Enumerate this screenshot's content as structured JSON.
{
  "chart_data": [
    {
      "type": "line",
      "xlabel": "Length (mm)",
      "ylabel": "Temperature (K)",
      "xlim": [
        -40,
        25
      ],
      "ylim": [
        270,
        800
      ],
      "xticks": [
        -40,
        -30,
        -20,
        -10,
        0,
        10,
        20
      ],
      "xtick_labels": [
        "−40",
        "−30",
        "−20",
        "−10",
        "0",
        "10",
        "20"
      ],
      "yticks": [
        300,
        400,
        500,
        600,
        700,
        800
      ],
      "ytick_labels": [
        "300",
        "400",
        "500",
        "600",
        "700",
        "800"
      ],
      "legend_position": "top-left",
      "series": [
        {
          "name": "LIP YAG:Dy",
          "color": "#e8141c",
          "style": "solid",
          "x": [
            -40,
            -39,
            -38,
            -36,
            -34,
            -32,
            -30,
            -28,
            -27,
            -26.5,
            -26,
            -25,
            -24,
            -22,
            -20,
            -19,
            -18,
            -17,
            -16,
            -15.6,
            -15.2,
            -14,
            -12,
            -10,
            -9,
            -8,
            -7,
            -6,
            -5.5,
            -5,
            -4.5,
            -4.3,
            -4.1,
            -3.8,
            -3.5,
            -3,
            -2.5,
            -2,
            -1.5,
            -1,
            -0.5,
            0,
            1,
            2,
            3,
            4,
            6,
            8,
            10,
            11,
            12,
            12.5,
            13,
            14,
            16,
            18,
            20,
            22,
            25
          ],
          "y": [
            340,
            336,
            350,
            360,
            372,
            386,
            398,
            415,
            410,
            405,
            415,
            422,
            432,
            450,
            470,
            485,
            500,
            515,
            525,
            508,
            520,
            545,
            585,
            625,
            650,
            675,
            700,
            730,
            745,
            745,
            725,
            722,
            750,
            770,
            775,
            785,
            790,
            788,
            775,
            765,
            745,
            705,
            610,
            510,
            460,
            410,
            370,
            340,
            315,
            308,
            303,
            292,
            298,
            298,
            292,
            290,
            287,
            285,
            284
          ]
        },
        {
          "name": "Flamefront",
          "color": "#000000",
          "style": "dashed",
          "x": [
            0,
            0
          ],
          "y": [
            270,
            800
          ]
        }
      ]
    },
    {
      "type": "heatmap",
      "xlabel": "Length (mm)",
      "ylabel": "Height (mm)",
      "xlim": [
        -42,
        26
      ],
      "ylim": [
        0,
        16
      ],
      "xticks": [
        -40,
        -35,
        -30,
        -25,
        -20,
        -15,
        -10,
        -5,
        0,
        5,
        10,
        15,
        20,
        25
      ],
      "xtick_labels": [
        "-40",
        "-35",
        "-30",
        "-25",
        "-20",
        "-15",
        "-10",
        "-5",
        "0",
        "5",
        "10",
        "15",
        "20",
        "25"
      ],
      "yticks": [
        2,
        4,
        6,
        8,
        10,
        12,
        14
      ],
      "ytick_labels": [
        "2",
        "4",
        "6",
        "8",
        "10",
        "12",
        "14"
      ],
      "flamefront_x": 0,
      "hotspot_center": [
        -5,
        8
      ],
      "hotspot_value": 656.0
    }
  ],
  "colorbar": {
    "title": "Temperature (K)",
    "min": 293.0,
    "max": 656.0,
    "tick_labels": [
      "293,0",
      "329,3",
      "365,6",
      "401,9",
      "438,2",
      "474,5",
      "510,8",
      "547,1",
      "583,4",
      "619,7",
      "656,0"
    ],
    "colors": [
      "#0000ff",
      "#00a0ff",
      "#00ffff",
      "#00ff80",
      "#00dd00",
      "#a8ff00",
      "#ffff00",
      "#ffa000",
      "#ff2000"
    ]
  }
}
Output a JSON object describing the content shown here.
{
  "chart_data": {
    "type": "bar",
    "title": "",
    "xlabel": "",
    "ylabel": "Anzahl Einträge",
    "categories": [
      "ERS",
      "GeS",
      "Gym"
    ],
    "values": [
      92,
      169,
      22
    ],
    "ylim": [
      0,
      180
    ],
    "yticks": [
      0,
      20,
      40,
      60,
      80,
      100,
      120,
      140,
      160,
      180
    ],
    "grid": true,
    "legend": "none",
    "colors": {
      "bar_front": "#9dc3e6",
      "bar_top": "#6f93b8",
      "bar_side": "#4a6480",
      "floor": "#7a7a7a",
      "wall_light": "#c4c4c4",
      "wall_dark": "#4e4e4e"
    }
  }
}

+---+

*EXERCISE*: Transcribe the whole listing exactly.

*THE OUTPUT*:
Enumerate this screenshot's content as structured JSON.
{
  "chart_data": [
    {
      "type": "line",
      "xlabel": "Length (mm)",
      "ylabel": "Temperature (K)",
      "xlim": [
        -40,
        25
      ],
      "ylim": [
        270,
        800
      ],
      "xticks": [
        -40,
        -30,
        -20,
        -10,
        0,
        10,
        20
      ],
      "xtick_labels": [
        "−40",
        "−30",
        "−20",
        "−10",
        "0",
        "10",
        "20"
      ],
      "yticks": [
        300,
        400,
        500,
        600,
        700,
        800
      ],
      "ytick_labels": [
        "300",
        "400",
        "500",
        "600",
        "700",
        "800"
      ],
      "legend_position": "top-left",
      "series": [
        {
          "name": "LIP YAG:Dy",
          "color": "#e8141c",
          "style": "solid",
          "x": [
            -40,
            -39,
            -38,
            -36,
            -34,
            -32,
            -30,
            -28,
            -27,
            -26.5,
            -26,
            -25,
            -24,
            -22,
            -20,
            -19,
            -18,
            -17,
            -16,
            -15.6,
            -15.2,
            -14,
            -12,
            -10,
            -9,
            -8,
            -7,
            -6,
            -5.5,
            -5,
            -4.5,
            -4.3,
            -4.1,
            -3.8,
            -3.5,
            -3,
            -2.5,
            -2,
            -1.5,
            -1,
            -0.5,
            0,
            1,
            2,
            3,
            4,
            6,
            8,
            10,
            11,
            12,
            12.5,
            13,
            14,
            16,
            18,
            20,
            22,
            25
          ],
          "y": [
            340,
            336,
            350,
            360,
            372,
            386,
            398,
            415,
            410,
            405,
            415,
            422,
            432,
            450,
            470,
            485,
            500,
            515,
            525,
            508,
            520,
            545,
            585,
            625,
            650,
            675,
            700,
            730,
            745,
            745,
            725,
            722,
            750,
            770,
            775,
            785,
            790,
            788,
            775,
            765,
            745,
            705,
            610,
            510,
            460,
            410,
            370,
            340,
            315,
            308,
            303,
            292,
            298,
            298,
            292,
            290,
            287,
            285,
            284
          ]
        },
        {
          "name": "Flamefront",
          "color": "#000000",
          "style": "dashed",
          "x": [
            0,
            0
          ],
          "y": [
            270,
            800
          ]
        }
      ]
    },
    {
      "type": "heatmap",
      "xlabel": "Length (mm)",
      "ylabel": "Height (mm)",
      "xlim": [
        -42,
        26
      ],
      "ylim": [
        0,
        16
      ],
      "xticks": [
        -40,
        -35,
        -30,
        -25,
        -20,
        -15,
        -10,
        -5,
        0,
        5,
        10,
        15,
        20,
        25
      ],
      "xtick_labels": [
        "-40",
        "-35",
        "-30",
        "-25",
        "-20",
        "-15",
        "-10",
        "-5",
        "0",
        "5",
        "10",
        "15",
        "20",
        "25"
      ],
      "yticks": [
        2,
        4,
        6,
        8,
        10,
        12,
        14
      ],
      "ytick_labels": [
        "2",
        "4",
        "6",
        "8",
        "10",
        "12",
        "14"
      ],
      "flamefront_x": 0,
      "hotspot_center": [
        -5,
        8
      ],
      "hotspot_value": 656.0
    }
  ],
  "colorbar": {
    "title": "Temperature (K)",
    "min": 293.0,
    "max": 656.0,
    "tick_labels": [
      "293,0",
      "329,3",
      "365,6",
      "401,9",
      "438,2",
      "474,5",
      "510,8",
      "547,1",
      "583,4",
      "619,7",
      "656,0"
    ],
    "colors": [
      "#0000ff",
      "#00a0ff",
      "#00ffff",
      "#00ff80",
      "#00dd00",
      "#a8ff00",
      "#ffff00",
      "#ffa000",
      "#ff2000"
    ]
  }
}
Output a JSON object describing the content shown here.
{
  "chart_data": {
    "type": "bar",
    "title": "",
    "xlabel": "",
    "ylabel": "Anzahl Einträge",
    "categories": [
      "ERS",
      "GeS",
      "Gym"
    ],
    "values": [
      92,
      169,
      22
    ],
    "ylim": [
      0,
      180
    ],
    "yticks": [
      0,
      20,
      40,
      60,
      80,
      100,
      120,
      140,
      160,
      180
    ],
    "grid": true,
    "legend": "none",
    "colors": {
      "bar_front": "#9dc3e6",
      "bar_top": "#6f93b8",
      "bar_side": "#4a6480",
      "floor": "#7a7a7a",
      "wall_light": "#c4c4c4",
      "wall_dark": "#4e4e4e"
    }
  }
}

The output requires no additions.